### Extracted information

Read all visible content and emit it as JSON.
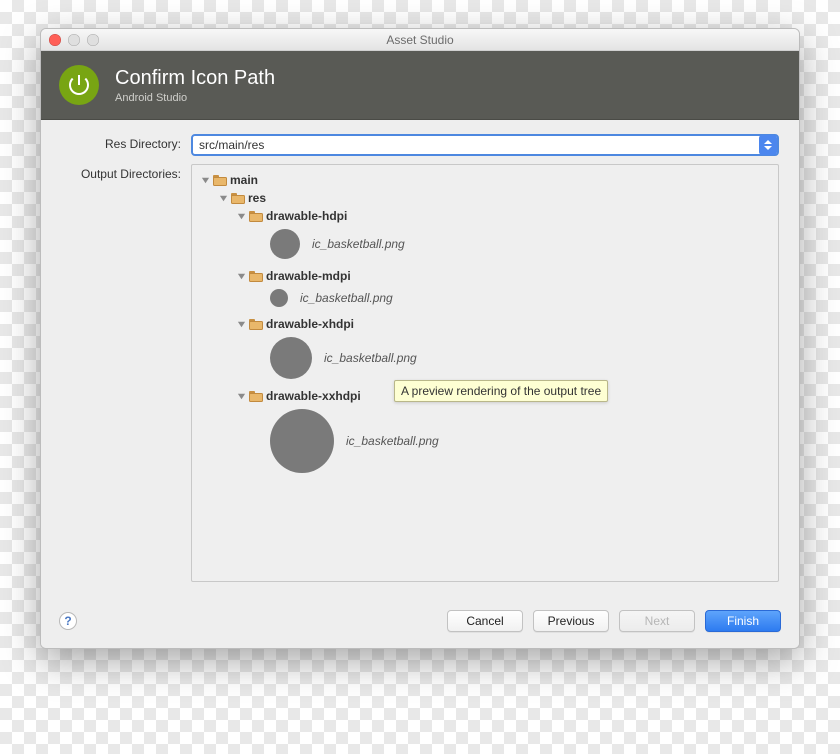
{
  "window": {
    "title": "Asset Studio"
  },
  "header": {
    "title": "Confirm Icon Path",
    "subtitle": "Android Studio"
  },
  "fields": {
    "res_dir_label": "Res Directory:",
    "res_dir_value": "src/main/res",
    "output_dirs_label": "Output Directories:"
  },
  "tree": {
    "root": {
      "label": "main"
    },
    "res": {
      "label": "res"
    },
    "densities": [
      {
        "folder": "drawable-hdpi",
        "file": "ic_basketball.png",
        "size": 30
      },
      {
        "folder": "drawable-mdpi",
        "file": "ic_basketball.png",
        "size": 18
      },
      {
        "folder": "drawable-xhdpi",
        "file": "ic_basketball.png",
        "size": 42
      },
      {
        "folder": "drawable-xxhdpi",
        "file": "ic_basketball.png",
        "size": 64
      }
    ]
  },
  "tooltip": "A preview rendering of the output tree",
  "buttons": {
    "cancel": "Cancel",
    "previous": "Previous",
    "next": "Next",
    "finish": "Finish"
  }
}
* * *
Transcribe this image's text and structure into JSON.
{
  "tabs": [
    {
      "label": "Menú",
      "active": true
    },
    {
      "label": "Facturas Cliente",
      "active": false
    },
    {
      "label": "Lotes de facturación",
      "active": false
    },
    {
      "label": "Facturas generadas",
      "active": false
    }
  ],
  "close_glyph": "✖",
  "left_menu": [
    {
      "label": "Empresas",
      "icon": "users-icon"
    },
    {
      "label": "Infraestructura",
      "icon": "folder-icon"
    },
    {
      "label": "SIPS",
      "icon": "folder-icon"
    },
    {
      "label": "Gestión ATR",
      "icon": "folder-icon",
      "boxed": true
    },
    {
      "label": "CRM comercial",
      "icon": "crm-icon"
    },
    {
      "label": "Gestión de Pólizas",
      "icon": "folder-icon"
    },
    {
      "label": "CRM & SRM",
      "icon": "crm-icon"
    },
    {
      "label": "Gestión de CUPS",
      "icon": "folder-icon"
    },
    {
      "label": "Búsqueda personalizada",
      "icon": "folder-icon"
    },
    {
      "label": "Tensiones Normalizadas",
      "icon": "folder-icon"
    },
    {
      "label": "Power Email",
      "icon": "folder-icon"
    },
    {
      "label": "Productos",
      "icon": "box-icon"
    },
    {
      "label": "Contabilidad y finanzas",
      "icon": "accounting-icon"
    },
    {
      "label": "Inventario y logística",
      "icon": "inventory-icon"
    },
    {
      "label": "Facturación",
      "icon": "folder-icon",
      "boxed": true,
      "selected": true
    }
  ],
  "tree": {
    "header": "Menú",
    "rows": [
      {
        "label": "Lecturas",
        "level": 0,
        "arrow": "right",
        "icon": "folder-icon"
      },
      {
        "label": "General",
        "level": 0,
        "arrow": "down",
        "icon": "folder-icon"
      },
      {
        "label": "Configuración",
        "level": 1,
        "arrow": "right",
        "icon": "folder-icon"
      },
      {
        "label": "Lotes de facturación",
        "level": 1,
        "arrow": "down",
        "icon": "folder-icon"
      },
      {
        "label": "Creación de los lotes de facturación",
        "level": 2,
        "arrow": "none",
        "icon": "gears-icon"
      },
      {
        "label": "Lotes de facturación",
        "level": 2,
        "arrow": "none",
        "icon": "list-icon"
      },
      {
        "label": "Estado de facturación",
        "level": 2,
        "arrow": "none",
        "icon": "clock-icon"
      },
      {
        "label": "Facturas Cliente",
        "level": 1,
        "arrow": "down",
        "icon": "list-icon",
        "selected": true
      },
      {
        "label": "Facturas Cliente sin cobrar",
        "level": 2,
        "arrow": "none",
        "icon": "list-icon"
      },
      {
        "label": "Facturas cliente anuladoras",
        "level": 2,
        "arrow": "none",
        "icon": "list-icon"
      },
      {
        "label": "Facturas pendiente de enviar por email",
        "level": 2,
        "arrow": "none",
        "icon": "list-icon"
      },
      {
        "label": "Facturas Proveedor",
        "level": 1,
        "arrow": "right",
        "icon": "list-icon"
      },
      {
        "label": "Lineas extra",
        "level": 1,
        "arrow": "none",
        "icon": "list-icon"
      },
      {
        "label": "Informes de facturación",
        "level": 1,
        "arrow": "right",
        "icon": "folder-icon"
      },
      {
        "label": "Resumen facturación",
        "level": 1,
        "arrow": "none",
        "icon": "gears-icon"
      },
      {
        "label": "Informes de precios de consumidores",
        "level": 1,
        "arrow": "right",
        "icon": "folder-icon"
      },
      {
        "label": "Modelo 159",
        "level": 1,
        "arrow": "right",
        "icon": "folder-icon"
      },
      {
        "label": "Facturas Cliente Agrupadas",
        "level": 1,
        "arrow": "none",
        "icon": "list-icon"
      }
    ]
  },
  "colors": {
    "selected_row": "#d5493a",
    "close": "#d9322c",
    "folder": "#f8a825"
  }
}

### Problem statement
Collect the lines of the records that include the string "Facturas".

### Exercise result
      "label": "Facturas Cliente",
      "label": "Facturas generadas",
        "label": "Facturas Cliente",
        "label": "Facturas Cliente sin cobrar",
        "label": "Facturas cliente anuladoras",
        "label": "Facturas pendiente de enviar por email",
        "label": "Facturas Proveedor",
        "label": "Facturas Cliente Agrupadas",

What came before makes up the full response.